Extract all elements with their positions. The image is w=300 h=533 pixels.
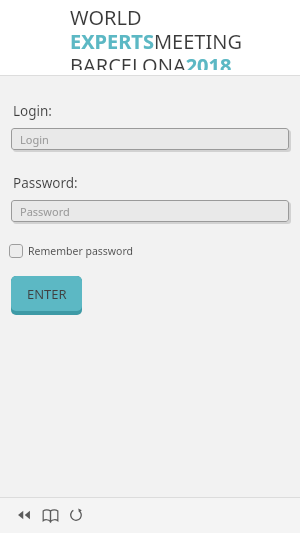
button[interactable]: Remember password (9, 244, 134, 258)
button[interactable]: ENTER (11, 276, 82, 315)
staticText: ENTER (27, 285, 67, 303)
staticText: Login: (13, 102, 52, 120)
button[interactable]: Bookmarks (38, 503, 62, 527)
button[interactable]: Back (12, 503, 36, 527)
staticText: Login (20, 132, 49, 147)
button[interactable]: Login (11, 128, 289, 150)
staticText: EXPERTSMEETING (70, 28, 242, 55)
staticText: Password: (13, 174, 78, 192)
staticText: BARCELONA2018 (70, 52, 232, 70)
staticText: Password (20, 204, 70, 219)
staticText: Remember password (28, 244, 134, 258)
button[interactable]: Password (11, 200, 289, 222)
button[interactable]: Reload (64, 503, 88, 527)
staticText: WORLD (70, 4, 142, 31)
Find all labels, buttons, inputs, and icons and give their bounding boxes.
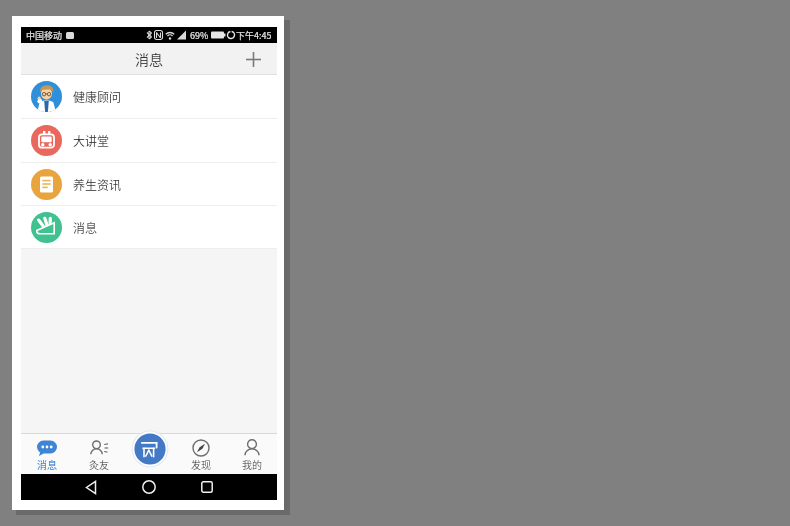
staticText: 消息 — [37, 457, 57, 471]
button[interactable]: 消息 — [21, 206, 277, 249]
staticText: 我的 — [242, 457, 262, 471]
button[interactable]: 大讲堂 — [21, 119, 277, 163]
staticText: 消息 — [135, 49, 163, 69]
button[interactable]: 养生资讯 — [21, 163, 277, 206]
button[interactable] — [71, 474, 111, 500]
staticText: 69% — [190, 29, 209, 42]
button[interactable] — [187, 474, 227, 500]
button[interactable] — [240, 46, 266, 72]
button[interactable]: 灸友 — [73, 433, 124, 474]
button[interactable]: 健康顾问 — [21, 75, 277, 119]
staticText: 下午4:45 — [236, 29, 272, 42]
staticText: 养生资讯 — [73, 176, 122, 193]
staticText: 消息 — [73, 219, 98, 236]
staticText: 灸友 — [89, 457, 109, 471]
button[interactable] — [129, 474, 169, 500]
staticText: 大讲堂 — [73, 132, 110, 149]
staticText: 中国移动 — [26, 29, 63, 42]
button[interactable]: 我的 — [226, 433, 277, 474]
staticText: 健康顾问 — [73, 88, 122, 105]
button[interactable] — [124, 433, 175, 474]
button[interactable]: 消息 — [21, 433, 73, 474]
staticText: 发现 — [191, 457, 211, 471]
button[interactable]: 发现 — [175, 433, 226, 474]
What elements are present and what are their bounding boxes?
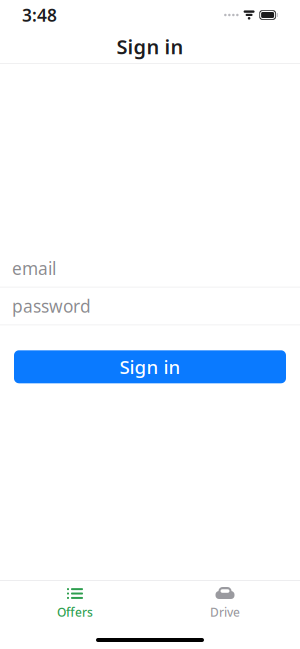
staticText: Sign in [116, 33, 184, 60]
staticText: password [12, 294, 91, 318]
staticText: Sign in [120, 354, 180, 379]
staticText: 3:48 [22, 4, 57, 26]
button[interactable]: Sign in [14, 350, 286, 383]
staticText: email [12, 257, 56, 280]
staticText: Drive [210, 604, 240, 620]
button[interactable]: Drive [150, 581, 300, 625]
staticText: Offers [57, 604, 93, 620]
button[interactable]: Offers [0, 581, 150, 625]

::::::::::

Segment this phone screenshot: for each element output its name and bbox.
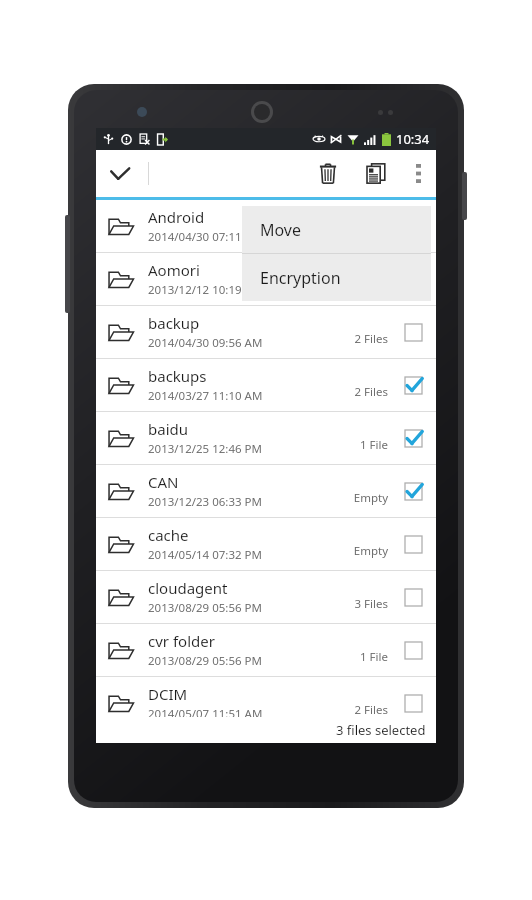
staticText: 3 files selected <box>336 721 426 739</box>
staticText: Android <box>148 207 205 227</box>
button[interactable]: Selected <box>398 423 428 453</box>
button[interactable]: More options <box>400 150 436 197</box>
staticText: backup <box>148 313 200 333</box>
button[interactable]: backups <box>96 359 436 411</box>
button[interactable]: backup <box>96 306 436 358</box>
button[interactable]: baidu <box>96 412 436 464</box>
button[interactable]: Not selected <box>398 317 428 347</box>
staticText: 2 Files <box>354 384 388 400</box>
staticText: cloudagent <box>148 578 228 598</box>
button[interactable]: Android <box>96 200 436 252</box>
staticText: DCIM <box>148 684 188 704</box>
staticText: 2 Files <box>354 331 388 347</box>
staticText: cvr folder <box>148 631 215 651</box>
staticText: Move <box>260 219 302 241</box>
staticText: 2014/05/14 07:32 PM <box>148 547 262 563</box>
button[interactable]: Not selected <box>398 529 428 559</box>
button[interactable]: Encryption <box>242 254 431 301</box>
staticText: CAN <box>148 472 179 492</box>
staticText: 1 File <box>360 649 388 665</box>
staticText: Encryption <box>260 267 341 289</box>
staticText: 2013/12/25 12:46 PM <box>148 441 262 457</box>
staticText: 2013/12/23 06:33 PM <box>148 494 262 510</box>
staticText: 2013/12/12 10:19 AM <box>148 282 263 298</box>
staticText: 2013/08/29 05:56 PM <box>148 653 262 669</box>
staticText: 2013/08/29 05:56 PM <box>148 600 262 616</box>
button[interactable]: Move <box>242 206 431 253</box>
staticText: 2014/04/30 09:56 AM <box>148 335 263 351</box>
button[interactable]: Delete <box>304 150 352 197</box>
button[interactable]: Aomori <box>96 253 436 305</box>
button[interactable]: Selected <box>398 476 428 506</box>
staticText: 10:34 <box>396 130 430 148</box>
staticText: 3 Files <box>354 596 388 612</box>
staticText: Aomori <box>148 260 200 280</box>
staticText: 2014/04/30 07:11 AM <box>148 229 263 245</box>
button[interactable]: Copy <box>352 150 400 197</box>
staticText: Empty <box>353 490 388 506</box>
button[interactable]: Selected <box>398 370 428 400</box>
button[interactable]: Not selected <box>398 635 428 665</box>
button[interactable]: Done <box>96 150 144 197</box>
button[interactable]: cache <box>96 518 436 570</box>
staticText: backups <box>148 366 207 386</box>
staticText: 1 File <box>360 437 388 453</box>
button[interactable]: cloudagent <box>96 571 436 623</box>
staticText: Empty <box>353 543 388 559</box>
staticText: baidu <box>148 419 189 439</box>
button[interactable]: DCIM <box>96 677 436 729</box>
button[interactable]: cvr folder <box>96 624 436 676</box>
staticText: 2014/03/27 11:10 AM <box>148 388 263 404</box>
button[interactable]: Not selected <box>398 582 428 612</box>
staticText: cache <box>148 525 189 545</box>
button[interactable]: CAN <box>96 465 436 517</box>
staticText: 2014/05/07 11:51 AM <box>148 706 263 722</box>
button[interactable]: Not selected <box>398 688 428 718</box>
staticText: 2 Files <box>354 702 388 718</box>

::::::::::

- BRIEF: In the records, rename "2 Files" to "2 items" in the stretch from the line containing "staticText: 3 files selected" through the line containing "staticText: cvr folder". Give back only those lines, with nothing else changed.

- TASK ANSWER:
staticText: 3 files selected <box>336 721 426 739</box>
staticText: Android <box>148 207 205 227</box>
button[interactable]: Selected <box>398 423 428 453</box>
button[interactable]: More options <box>400 150 436 197</box>
staticText: backup <box>148 313 200 333</box>
button[interactable]: backups <box>96 359 436 411</box>
button[interactable]: backup <box>96 306 436 358</box>
button[interactable]: baidu <box>96 412 436 464</box>
button[interactable]: Not selected <box>398 317 428 347</box>
staticText: 2 items <box>354 384 388 400</box>
staticText: cloudagent <box>148 578 228 598</box>
button[interactable]: Android <box>96 200 436 252</box>
staticText: DCIM <box>148 684 188 704</box>
staticText: 2 items <box>354 331 388 347</box>
staticText: cvr folder <box>148 631 215 651</box>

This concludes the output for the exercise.